TO DO — Select from the records below every line that has the word "形容词性物主代词" in it.

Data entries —

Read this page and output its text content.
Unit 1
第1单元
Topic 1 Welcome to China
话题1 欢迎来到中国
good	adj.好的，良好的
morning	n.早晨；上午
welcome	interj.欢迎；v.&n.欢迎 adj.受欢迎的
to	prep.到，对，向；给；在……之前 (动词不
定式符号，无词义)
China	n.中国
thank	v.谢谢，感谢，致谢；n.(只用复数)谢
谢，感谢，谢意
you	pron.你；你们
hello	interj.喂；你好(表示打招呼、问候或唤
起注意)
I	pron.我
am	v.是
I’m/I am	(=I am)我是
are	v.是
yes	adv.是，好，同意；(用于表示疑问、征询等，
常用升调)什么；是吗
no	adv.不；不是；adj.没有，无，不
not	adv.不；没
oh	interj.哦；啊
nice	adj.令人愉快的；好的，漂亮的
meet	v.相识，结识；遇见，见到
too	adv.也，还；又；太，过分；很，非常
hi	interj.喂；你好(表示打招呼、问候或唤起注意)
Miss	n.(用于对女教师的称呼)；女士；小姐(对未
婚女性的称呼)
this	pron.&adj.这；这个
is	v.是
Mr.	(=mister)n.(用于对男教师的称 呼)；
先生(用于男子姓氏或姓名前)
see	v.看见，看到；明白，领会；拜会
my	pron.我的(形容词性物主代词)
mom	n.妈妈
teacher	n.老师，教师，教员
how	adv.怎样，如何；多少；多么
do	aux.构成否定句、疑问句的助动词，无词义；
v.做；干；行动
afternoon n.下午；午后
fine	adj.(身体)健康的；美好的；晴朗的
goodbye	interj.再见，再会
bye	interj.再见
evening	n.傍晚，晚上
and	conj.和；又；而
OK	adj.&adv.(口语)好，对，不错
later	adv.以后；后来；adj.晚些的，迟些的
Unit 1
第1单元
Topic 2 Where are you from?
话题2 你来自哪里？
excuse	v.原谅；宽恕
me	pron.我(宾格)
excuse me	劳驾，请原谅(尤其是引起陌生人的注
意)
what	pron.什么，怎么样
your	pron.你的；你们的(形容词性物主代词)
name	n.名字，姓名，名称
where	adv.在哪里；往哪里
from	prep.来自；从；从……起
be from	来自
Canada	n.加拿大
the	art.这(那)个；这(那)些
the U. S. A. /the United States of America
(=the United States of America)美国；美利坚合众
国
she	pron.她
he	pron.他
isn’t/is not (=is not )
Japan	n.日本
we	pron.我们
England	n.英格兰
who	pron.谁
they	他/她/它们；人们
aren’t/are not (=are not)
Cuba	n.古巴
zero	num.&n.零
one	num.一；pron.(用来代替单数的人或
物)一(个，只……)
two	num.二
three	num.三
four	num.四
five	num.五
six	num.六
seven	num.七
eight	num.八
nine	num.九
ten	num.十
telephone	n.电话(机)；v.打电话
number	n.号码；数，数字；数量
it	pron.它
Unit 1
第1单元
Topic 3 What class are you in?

SOLUTION TO THE PROBLEM —
my	pron.我的(形容词性物主代词)
your	pron.你的；你们的(形容词性物主代词)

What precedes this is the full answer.